MATERIAL PROVIDED:
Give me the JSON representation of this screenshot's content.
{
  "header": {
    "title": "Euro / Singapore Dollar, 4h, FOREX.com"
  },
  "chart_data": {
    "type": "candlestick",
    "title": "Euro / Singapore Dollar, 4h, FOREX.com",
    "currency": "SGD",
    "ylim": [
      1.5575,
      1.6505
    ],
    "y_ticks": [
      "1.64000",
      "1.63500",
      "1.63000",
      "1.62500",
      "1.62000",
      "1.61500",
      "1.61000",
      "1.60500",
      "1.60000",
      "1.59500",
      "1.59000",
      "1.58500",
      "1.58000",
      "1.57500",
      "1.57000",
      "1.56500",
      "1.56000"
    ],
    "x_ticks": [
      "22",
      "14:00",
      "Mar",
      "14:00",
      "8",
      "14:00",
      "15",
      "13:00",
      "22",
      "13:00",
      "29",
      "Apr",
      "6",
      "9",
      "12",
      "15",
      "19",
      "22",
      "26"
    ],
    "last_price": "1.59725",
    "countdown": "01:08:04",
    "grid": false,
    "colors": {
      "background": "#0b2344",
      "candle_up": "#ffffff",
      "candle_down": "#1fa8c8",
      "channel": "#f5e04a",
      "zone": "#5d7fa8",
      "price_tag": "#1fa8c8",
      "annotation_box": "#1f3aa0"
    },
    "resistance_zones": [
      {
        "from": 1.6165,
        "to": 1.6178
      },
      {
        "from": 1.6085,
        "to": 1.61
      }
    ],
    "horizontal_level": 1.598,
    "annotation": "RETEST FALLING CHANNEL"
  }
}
==
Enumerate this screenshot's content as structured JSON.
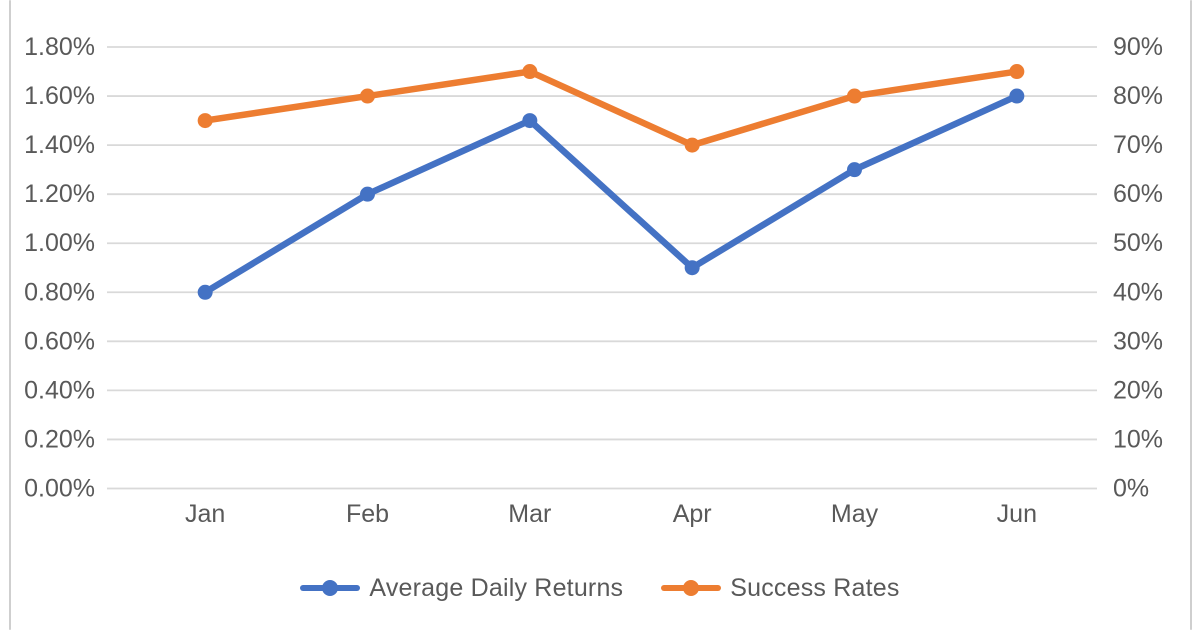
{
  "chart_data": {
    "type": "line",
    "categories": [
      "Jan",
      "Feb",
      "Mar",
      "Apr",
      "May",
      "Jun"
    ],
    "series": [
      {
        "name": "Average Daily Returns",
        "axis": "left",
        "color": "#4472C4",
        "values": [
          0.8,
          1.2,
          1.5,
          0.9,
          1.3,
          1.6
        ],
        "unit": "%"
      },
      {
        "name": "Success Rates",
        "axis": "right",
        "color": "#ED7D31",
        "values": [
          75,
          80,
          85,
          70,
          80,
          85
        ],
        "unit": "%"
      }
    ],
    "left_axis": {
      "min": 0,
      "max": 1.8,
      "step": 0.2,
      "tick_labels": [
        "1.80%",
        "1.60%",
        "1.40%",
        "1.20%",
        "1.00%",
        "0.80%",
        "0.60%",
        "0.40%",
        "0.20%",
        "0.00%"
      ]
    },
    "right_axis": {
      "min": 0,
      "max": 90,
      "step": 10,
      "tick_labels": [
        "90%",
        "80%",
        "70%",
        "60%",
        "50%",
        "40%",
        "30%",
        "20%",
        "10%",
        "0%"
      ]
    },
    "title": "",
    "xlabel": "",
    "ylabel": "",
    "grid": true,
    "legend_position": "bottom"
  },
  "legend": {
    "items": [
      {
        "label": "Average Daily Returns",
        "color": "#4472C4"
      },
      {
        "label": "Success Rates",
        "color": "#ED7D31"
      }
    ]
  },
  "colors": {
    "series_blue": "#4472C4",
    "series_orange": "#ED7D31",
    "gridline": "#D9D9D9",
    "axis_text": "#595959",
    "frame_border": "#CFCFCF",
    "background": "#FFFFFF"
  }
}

GIVEN REQUEST:
Copy each line above containing the string "this".

ANSWER:
Give me the JSON representation of this screenshot's content.
Enumerate this screenshot's content as structured JSON.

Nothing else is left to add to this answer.